PROMPT:
Work through the material below and count the lines holding the word "geregistreerde"; give that count and nothing more.
+++ DATA PROVIDED
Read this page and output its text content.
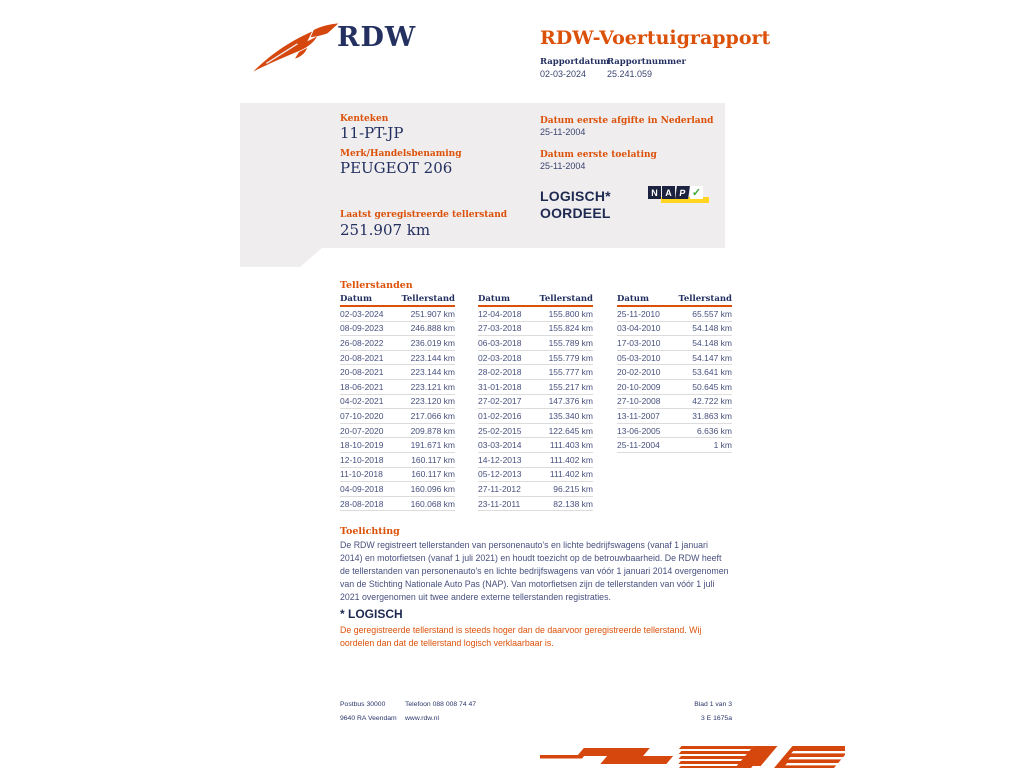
RDW	RDW-Voertuigrapport
Rapportdatum
Rapportnummer
02-03-2024 25.241.059
Kenteken
11-PT-JP
Merk/Handelsbenaming
PEUGEOT 206
Laatst geregistreerde tellerstand
251.907 km
Datum eerste afgifte in Nederland
25-11-2004
Datum eerste toelating
25-11-2004
LOGISCH*
OORDEEL
N A P ✓
Tellerstanden
Datum	Tellerstand
02-03-2024	251.907 km
08-09-2023	246.888 km
26-08-2022	236.019 km
20-08-2021	223.144 km
20-08-2021	223.144 km
18-06-2021	223.121 km
04-02-2021	223.120 km
07-10-2020	217.066 km
20-07-2020	209.878 km
18-10-2019	191.671 km
12-10-2018	160.117 km
11-10-2018	160.117 km
04-09-2018	160.096 km
28-08-2018	160.068 km
Datum	Tellerstand
12-04-2018	155.800 km
27-03-2018	155.824 km
06-03-2018	155.789 km
02-03-2018	155.779 km
28-02-2018	155.777 km
31-01-2018	155.217 km
27-02-2017	147.376 km
01-02-2016	135.340 km
25-02-2015	122.645 km
03-03-2014	111.403 km
14-12-2013	111.402 km
05-12-2013	111.402 km
27-11-2012	96.215 km
23-11-2011	82.138 km
Datum	Tellerstand
25-11-2010	65.557 km
03-04-2010	54.148 km
17-03-2010	54.148 km
05-03-2010	54.147 km
20-02-2010	53.641 km
20-10-2009	50.645 km
27-10-2008	42.722 km
13-11-2007	31.863 km
13-06-2005	6.636 km
25-11-2004	1 km
Toelichting
De RDW registreert tellerstanden van personenauto's en lichte bedrijfswagens (vanaf 1 januari 2014) en motorfietsen (vanaf 1 juli 2021) en houdt toezicht op de betrouwbaarheid. De RDW heeft de tellerstanden van personenauto's en lichte bedrijfswagens van vóór 1 januari 2014 overgenomen van de Stichting Nationale Auto Pas (NAP). Van motorfietsen zijn de tellerstanden van vóór 1 juli 2021 overgenomen uit twee andere externe tellerstanden registraties.
* LOGISCH
De geregistreerde tellerstand is steeds hoger dan de daarvoor geregistreerde tellerstand. Wij oordelen dan dat de tellerstand logisch verklaarbaar is.
Postbus 30000
9640 RA Veendam
Telefoon 088 008 74 47
www.rdw.nl
Blad 1 van 3
3 E 1675a
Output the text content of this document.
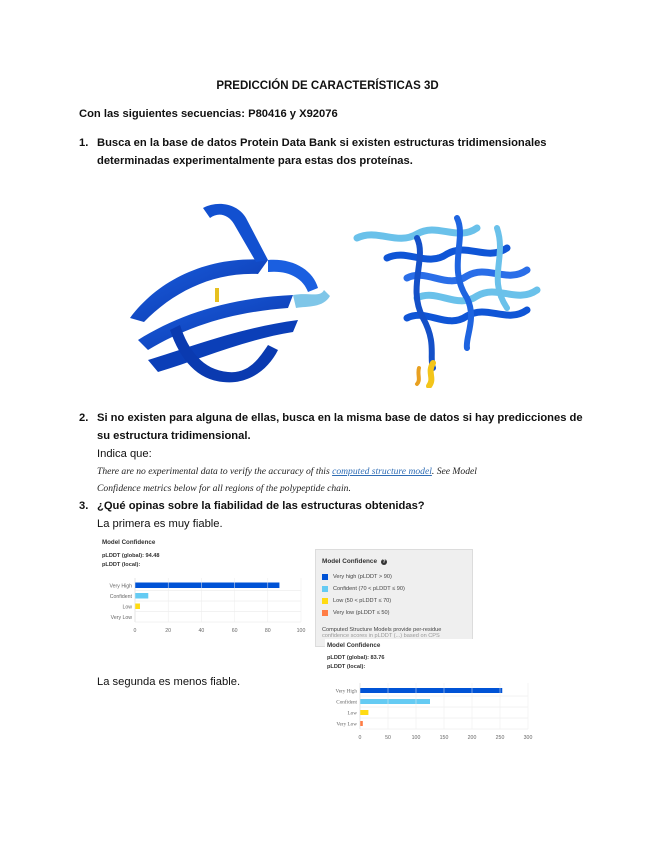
PREDICCIÓN DE CARACTERÍSTICAS 3D
Con las siguientes secuencias: P80416 y X92076
1. Busca en la base de datos Protein Data Bank si existen estructuras tridimensionales
determinadas experimentalmente para estas dos proteínas.
2. Si no existen para alguna de ellas, busca en la misma base de datos si hay predicciones de
su estructura tridimensional.
Indica que:
There are no experimental data to verify the accuracy of this computed structure model. See Model
Confidence metrics below for all regions of the polypeptide chain.
3. ¿Qué opinas sobre la fiabilidad de las estructuras obtenidas?
La primera es muy fiable.
La segunda es menos fiable.
Model Confidence
pLDDT (global): 94.48
pLDDT (local):
Very High
Confident
Low
Very Low
0	20	40	60	80	100
Model Confidence ?
Very high (pLDDT > 90)
Confident (70 < pLDDT ≤ 90)
Low (50 < pLDDT ≤ 70)
Very low (pLDDT ≤ 50)
Computed Structure Models provide per-residue
confidence scores in pLDDT (...) based on CPS
Model Confidence
pLDDT (global): 83.76
pLDDT (local):
Very High
Confident
Low
Very Low
0	50	100	150	200	250	300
++++++
RESPONSE BOX:
2